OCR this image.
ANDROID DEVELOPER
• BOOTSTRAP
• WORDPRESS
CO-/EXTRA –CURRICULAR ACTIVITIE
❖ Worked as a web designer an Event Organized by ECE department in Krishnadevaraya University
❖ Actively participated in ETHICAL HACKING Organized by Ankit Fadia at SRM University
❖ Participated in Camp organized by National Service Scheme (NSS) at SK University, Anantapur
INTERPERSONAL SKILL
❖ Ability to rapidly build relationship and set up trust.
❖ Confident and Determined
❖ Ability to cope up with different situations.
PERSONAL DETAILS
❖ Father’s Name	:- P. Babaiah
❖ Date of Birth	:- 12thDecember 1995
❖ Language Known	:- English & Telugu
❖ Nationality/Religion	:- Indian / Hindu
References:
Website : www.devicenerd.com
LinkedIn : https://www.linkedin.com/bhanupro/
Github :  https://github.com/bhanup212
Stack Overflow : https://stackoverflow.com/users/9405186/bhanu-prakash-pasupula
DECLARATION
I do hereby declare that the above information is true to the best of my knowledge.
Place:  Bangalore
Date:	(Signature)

++++

◆ **Goal of the exercise**
Report how many lines of the records above contain the word "University", giving only the number.

◆ **Result for this task**
3